- Records provided:
'''
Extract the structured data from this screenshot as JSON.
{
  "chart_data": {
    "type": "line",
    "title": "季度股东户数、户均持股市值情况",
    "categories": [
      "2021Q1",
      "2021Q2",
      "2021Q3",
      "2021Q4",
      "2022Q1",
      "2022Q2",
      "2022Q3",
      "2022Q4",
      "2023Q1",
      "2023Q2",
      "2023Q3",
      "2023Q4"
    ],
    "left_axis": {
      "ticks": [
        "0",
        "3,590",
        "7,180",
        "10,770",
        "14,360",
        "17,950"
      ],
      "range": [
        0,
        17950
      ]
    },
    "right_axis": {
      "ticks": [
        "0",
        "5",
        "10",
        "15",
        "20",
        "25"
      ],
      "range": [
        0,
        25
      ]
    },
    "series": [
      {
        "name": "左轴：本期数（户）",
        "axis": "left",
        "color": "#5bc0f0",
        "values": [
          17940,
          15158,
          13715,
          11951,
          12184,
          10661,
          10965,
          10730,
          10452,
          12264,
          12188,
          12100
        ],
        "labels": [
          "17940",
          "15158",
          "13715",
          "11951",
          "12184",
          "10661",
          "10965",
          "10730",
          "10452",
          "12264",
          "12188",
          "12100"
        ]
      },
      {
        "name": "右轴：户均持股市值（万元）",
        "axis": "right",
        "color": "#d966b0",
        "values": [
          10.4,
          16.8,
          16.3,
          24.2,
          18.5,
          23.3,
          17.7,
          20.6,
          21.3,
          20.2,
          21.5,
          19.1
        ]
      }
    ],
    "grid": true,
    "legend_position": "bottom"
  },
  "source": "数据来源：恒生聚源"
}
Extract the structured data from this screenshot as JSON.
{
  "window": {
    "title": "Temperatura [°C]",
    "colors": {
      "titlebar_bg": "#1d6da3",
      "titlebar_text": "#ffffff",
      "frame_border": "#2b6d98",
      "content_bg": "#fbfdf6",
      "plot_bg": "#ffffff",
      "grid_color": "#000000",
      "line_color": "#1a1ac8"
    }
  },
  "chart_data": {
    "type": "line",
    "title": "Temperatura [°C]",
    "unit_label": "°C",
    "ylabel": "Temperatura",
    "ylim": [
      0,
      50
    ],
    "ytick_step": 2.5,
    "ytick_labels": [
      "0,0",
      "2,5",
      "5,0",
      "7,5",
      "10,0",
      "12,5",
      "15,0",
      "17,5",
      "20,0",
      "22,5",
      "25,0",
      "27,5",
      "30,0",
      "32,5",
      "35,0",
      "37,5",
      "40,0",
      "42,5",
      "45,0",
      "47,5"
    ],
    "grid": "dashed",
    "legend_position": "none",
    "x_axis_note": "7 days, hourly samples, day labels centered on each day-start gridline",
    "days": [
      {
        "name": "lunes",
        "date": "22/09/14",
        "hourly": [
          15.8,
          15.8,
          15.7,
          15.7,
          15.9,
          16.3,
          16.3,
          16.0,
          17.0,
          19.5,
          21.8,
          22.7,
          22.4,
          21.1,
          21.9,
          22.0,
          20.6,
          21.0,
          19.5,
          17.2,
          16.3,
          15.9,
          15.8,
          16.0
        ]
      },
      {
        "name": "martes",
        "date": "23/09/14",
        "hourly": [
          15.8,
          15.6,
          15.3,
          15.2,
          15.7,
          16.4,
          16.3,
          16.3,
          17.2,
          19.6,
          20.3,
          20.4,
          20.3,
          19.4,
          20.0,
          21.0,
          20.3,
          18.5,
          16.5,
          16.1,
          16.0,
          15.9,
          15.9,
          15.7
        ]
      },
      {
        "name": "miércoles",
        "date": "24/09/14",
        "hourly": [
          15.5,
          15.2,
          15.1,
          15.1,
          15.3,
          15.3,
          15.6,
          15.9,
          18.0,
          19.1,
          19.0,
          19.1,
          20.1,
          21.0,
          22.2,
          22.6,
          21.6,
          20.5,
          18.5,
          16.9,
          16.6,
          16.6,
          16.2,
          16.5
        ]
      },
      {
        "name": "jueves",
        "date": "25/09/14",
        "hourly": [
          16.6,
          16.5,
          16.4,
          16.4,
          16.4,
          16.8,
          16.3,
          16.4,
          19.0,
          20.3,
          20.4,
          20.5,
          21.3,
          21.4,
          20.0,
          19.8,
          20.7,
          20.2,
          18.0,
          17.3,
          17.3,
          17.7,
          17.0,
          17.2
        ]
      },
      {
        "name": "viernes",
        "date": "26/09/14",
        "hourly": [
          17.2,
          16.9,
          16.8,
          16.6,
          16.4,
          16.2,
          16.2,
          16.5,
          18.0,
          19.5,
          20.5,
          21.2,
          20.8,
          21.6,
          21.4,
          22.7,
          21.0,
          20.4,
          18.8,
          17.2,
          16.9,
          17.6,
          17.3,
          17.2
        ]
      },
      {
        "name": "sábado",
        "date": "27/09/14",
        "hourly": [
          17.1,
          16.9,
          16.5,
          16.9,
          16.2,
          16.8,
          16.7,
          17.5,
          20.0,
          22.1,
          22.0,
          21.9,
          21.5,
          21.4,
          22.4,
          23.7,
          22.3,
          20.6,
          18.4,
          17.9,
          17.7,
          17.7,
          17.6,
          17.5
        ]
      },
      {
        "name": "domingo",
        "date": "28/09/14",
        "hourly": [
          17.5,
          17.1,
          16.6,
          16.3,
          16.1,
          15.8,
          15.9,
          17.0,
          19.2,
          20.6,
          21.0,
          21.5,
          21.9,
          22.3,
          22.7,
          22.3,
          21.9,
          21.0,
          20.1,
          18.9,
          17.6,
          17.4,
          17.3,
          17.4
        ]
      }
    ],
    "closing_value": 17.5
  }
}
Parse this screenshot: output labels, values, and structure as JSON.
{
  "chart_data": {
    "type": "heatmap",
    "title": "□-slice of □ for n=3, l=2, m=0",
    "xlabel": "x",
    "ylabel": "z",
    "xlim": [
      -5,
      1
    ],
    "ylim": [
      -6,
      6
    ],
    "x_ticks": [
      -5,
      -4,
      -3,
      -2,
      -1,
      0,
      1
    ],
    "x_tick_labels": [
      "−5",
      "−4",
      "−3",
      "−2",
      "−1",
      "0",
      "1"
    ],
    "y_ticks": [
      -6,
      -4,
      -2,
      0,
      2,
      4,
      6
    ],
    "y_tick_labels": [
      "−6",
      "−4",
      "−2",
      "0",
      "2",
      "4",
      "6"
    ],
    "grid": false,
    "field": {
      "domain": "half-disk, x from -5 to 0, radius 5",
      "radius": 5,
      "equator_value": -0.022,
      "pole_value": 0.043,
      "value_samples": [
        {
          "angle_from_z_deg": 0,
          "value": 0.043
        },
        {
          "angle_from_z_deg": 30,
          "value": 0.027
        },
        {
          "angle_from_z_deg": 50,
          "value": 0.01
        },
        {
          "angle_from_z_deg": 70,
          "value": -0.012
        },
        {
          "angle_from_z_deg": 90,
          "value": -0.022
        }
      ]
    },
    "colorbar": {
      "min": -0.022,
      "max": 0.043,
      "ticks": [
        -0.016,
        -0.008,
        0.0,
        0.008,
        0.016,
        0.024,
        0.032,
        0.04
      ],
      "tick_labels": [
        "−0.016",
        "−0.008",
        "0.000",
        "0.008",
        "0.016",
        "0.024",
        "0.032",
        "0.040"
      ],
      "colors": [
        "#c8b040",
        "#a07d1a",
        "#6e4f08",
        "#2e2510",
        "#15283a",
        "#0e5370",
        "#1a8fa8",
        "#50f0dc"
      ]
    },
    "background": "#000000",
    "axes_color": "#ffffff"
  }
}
'''
- What needs to be done: From the records above, extract each line exactly as shown.

- Written response:
Extract the structured data from this screenshot as JSON.
{
  "chart_data": {
    "type": "line",
    "title": "季度股东户数、户均持股市值情况",
    "categories": [
      "2021Q1",
      "2021Q2",
      "2021Q3",
      "2021Q4",
      "2022Q1",
      "2022Q2",
      "2022Q3",
      "2022Q4",
      "2023Q1",
      "2023Q2",
      "2023Q3",
      "2023Q4"
    ],
    "left_axis": {
      "ticks": [
        "0",
        "3,590",
        "7,180",
        "10,770",
        "14,360",
        "17,950"
      ],
      "range": [
        0,
        17950
      ]
    },
    "right_axis": {
      "ticks": [
        "0",
        "5",
        "10",
        "15",
        "20",
        "25"
      ],
      "range": [
        0,
        25
      ]
    },
    "series": [
      {
        "name": "左轴：本期数（户）",
        "axis": "left",
        "color": "#5bc0f0",
        "values": [
          17940,
          15158,
          13715,
          11951,
          12184,
          10661,
          10965,
          10730,
          10452,
          12264,
          12188,
          12100
        ],
        "labels": [
          "17940",
          "15158",
          "13715",
          "11951",
          "12184",
          "10661",
          "10965",
          "10730",
          "10452",
          "12264",
          "12188",
          "12100"
        ]
      },
      {
        "name": "右轴：户均持股市值（万元）",
        "axis": "right",
        "color": "#d966b0",
        "values": [
          10.4,
          16.8,
          16.3,
          24.2,
          18.5,
          23.3,
          17.7,
          20.6,
          21.3,
          20.2,
          21.5,
          19.1
        ]
      }
    ],
    "grid": true,
    "legend_position": "bottom"
  },
  "source": "数据来源：恒生聚源"
}
Extract the structured data from this screenshot as JSON.
{
  "window": {
    "title": "Temperatura [°C]",
    "colors": {
      "titlebar_bg": "#1d6da3",
      "titlebar_text": "#ffffff",
      "frame_border": "#2b6d98",
      "content_bg": "#fbfdf6",
      "plot_bg": "#ffffff",
      "grid_color": "#000000",
      "line_color": "#1a1ac8"
    }
  },
  "chart_data": {
    "type": "line",
    "title": "Temperatura [°C]",
    "unit_label": "°C",
    "ylabel": "Temperatura",
    "ylim": [
      0,
      50
    ],
    "ytick_step": 2.5,
    "ytick_labels": [
      "0,0",
      "2,5",
      "5,0",
      "7,5",
      "10,0",
      "12,5",
      "15,0",
      "17,5",
      "20,0",
      "22,5",
      "25,0",
      "27,5",
      "30,0",
      "32,5",
      "35,0",
      "37,5",
      "40,0",
      "42,5",
      "45,0",
      "47,5"
    ],
    "grid": "dashed",
    "legend_position": "none",
    "x_axis_note": "7 days, hourly samples, day labels centered on each day-start gridline",
    "days": [
      {
        "name": "lunes",
        "date": "22/09/14",
        "hourly": [
          15.8,
          15.8,
          15.7,
          15.7,
          15.9,
          16.3,
          16.3,
          16.0,
          17.0,
          19.5,
          21.8,
          22.7,
          22.4,
          21.1,
          21.9,
          22.0,
          20.6,
          21.0,
          19.5,
          17.2,
          16.3,
          15.9,
          15.8,
          16.0
        ]
      },
      {
        "name": "martes",
        "date": "23/09/14",
        "hourly": [
          15.8,
          15.6,
          15.3,
          15.2,
          15.7,
          16.4,
          16.3,
          16.3,
          17.2,
          19.6,
          20.3,
          20.4,
          20.3,
          19.4,
          20.0,
          21.0,
          20.3,
          18.5,
          16.5,
          16.1,
          16.0,
          15.9,
          15.9,
          15.7
        ]
      },
      {
        "name": "miércoles",
        "date": "24/09/14",
        "hourly": [
          15.5,
          15.2,
          15.1,
          15.1,
          15.3,
          15.3,
          15.6,
          15.9,
          18.0,
          19.1,
          19.0,
          19.1,
          20.1,
          21.0,
          22.2,
          22.6,
          21.6,
          20.5,
          18.5,
          16.9,
          16.6,
          16.6,
          16.2,
          16.5
        ]
      },
      {
        "name": "jueves",
        "date": "25/09/14",
        "hourly": [
          16.6,
          16.5,
          16.4,
          16.4,
          16.4,
          16.8,
          16.3,
          16.4,
          19.0,
          20.3,
          20.4,
          20.5,
          21.3,
          21.4,
          20.0,
          19.8,
          20.7,
          20.2,
          18.0,
          17.3,
          17.3,
          17.7,
          17.0,
          17.2
        ]
      },
      {
        "name": "viernes",
        "date": "26/09/14",
        "hourly": [
          17.2,
          16.9,
          16.8,
          16.6,
          16.4,
          16.2,
          16.2,
          16.5,
          18.0,
          19.5,
          20.5,
          21.2,
          20.8,
          21.6,
          21.4,
          22.7,
          21.0,
          20.4,
          18.8,
          17.2,
          16.9,
          17.6,
          17.3,
          17.2
        ]
      },
      {
        "name": "sábado",
        "date": "27/09/14",
        "hourly": [
          17.1,
          16.9,
          16.5,
          16.9,
          16.2,
          16.8,
          16.7,
          17.5,
          20.0,
          22.1,
          22.0,
          21.9,
          21.5,
          21.4,
          22.4,
          23.7,
          22.3,
          20.6,
          18.4,
          17.9,
          17.7,
          17.7,
          17.6,
          17.5
        ]
      },
      {
        "name": "domingo",
        "date": "28/09/14",
        "hourly": [
          17.5,
          17.1,
          16.6,
          16.3,
          16.1,
          15.8,
          15.9,
          17.0,
          19.2,
          20.6,
          21.0,
          21.5,
          21.9,
          22.3,
          22.7,
          22.3,
          21.9,
          21.0,
          20.1,
          18.9,
          17.6,
          17.4,
          17.3,
          17.4
        ]
      }
    ],
    "closing_value": 17.5
  }
}
Parse this screenshot: output labels, values, and structure as JSON.
{
  "chart_data": {
    "type": "heatmap",
    "title": "□-slice of □ for n=3, l=2, m=0",
    "xlabel": "x",
    "ylabel": "z",
    "xlim": [
      -5,
      1
    ],
    "ylim": [
      -6,
      6
    ],
    "x_ticks": [
      -5,
      -4,
      -3,
      -2,
      -1,
      0,
      1
    ],
    "x_tick_labels": [
      "−5",
      "−4",
      "−3",
      "−2",
      "−1",
      "0",
      "1"
    ],
    "y_ticks": [
      -6,
      -4,
      -2,
      0,
      2,
      4,
      6
    ],
    "y_tick_labels": [
      "−6",
      "−4",
      "−2",
      "0",
      "2",
      "4",
      "6"
    ],
    "grid": false,
    "field": {
      "domain": "half-disk, x from -5 to 0, radius 5",
      "radius": 5,
      "equator_value": -0.022,
      "pole_value": 0.043,
      "value_samples": [
        {
          "angle_from_z_deg": 0,
          "value": 0.043
        },
        {
          "angle_from_z_deg": 30,
          "value": 0.027
        },
        {
          "angle_from_z_deg": 50,
          "value": 0.01
        },
        {
          "angle_from_z_deg": 70,
          "value": -0.012
        },
        {
          "angle_from_z_deg": 90,
          "value": -0.022
        }
      ]
    },
    "colorbar": {
      "min": -0.022,
      "max": 0.043,
      "ticks": [
        -0.016,
        -0.008,
        0.0,
        0.008,
        0.016,
        0.024,
        0.032,
        0.04
      ],
      "tick_labels": [
        "−0.016",
        "−0.008",
        "0.000",
        "0.008",
        "0.016",
        "0.024",
        "0.032",
        "0.040"
      ],
      "colors": [
        "#c8b040",
        "#a07d1a",
        "#6e4f08",
        "#2e2510",
        "#15283a",
        "#0e5370",
        "#1a8fa8",
        "#50f0dc"
      ]
    },
    "background": "#000000",
    "axes_color": "#ffffff"
  }
}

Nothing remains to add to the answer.